• [Problem]
Reply with one number only, the count of lines holding the string "Delitos".

• [Supplied data]
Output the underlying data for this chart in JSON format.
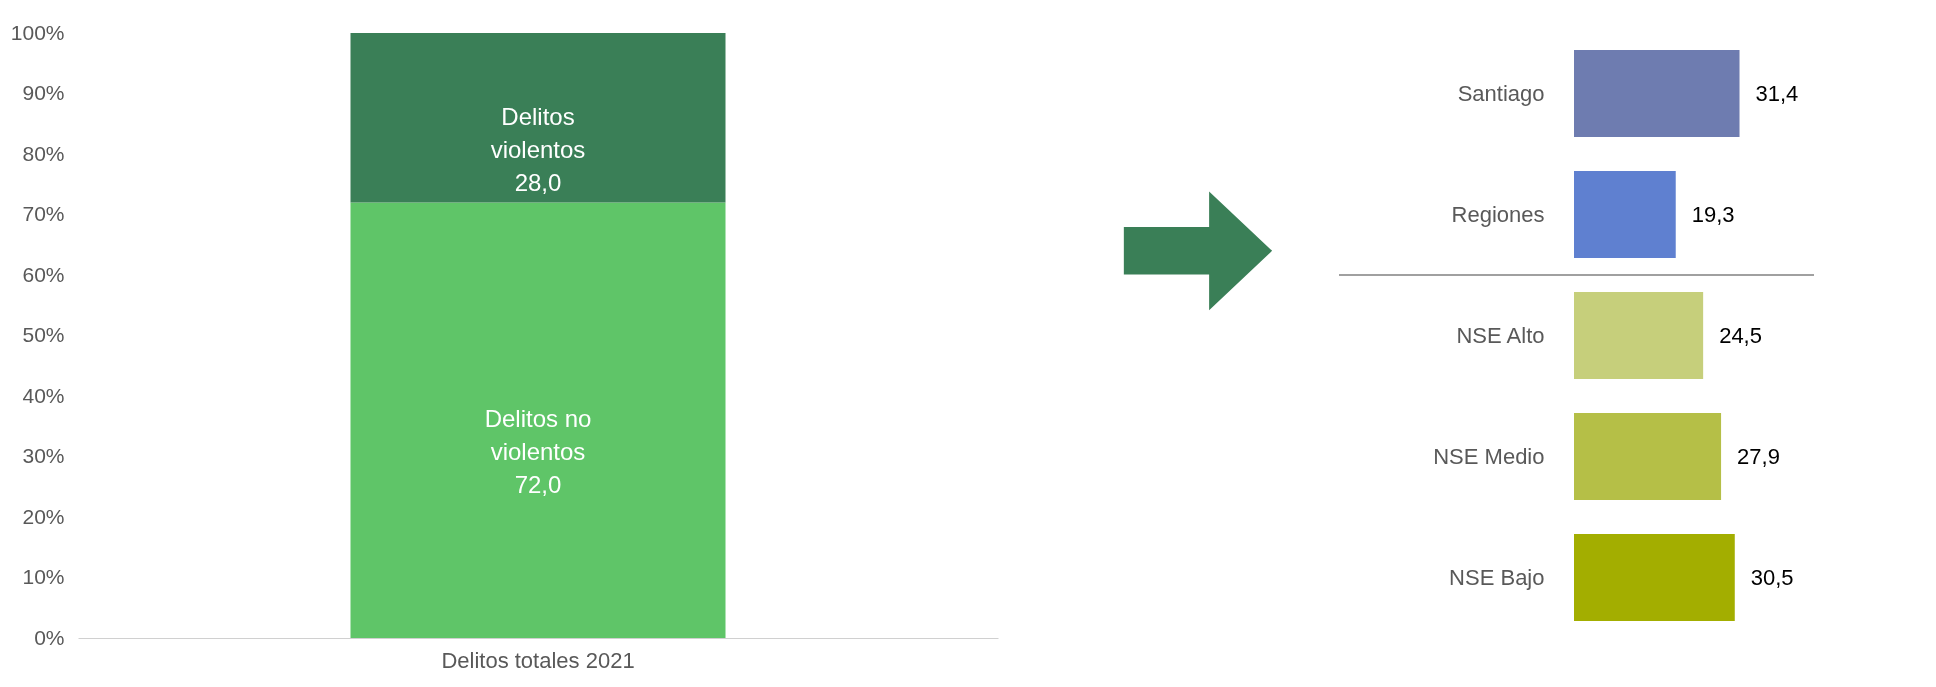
{
  "chart_data": [
    {
      "type": "bar",
      "stacked": true,
      "categories": [
        "Delitos totales 2021"
      ],
      "series": [
        {
          "name": "Delitos no violentos",
          "color": "#5fc568",
          "values": [
            72.0
          ],
          "value_labels": [
            "72,0"
          ]
        },
        {
          "name": "Delitos violentos",
          "color": "#3a7f57",
          "values": [
            28.0
          ],
          "value_labels": [
            "28,0"
          ]
        }
      ],
      "ylim": [
        0,
        100
      ],
      "yticks": [
        {
          "value": 0,
          "label": "0%"
        },
        {
          "value": 10,
          "label": "10%"
        },
        {
          "value": 20,
          "label": "20%"
        },
        {
          "value": 30,
          "label": "30%"
        },
        {
          "value": 40,
          "label": "40%"
        },
        {
          "value": 50,
          "label": "50%"
        },
        {
          "value": 60,
          "label": "60%"
        },
        {
          "value": 70,
          "label": "70%"
        },
        {
          "value": 80,
          "label": "80%"
        },
        {
          "value": 90,
          "label": "90%"
        },
        {
          "value": 100,
          "label": "100%"
        }
      ],
      "grid": false
    },
    {
      "type": "bar",
      "orientation": "horizontal",
      "categories": [
        "Santiago",
        "Regiones",
        "NSE Alto",
        "NSE Medio",
        "NSE Bajo"
      ],
      "values": [
        31.4,
        19.3,
        24.5,
        27.9,
        30.5
      ],
      "colors": [
        "#6e7cb0",
        "#5f80d0",
        "#c6cf7b",
        "#b5bf47",
        "#a3ae00"
      ],
      "value_labels": [
        "31,4",
        "19,3",
        "24,5",
        "27,9",
        "30,5"
      ],
      "grid": false
    }
  ]
}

• [Solution to the exercise]
3